» **Exercise requirements**
Gather up the lines that contain "browser".

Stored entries
-- Start --

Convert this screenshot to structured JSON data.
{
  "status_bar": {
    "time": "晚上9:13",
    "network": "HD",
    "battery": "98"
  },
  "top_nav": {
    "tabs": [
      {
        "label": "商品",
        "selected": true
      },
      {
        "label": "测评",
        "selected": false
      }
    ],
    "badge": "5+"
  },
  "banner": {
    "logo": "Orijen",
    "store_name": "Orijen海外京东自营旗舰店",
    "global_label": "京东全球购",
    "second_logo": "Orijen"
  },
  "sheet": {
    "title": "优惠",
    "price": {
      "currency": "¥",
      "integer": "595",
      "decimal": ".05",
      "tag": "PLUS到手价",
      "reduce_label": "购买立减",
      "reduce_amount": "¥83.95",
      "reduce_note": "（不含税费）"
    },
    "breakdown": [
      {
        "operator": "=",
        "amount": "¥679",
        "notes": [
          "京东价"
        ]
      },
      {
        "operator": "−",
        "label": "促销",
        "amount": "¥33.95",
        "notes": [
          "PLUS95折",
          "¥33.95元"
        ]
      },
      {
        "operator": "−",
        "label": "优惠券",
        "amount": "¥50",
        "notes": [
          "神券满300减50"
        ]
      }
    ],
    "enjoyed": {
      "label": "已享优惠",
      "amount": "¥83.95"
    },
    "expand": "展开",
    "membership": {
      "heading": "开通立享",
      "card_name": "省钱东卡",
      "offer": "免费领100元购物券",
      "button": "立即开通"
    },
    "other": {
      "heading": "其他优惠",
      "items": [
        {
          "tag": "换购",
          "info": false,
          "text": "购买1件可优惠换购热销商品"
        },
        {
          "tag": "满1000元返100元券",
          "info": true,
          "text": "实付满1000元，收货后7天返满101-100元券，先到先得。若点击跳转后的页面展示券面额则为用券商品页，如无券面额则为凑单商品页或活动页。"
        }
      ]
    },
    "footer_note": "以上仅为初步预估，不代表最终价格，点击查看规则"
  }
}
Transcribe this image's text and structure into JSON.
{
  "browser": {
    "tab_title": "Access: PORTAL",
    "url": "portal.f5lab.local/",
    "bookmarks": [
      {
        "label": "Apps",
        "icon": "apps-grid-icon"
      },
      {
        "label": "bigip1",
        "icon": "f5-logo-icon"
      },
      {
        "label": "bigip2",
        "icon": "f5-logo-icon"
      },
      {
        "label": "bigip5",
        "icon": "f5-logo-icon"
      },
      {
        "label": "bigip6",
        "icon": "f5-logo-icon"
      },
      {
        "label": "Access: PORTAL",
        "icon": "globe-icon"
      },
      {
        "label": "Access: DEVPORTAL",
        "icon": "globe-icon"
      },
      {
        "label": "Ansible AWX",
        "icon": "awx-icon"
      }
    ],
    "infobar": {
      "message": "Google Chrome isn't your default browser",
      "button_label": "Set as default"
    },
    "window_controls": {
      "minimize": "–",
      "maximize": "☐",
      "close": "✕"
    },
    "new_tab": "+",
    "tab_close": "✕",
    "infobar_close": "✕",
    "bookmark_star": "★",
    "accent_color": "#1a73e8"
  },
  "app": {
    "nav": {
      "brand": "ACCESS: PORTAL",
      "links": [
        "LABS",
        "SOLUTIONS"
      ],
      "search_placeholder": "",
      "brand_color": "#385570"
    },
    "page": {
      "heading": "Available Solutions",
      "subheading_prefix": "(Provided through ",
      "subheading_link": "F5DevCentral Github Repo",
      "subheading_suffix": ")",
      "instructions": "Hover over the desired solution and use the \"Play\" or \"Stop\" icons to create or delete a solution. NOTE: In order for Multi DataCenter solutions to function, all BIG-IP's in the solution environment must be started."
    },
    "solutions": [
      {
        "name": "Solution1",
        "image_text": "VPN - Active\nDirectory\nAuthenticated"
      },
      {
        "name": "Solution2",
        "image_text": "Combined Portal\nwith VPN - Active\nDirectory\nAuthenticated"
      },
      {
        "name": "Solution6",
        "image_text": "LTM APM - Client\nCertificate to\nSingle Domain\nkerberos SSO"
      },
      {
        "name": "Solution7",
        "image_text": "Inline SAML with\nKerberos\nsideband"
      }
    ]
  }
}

-- End --

» **Solution to the exercise**
  "browser": {
      "message": "Google Chrome isn't your default browser",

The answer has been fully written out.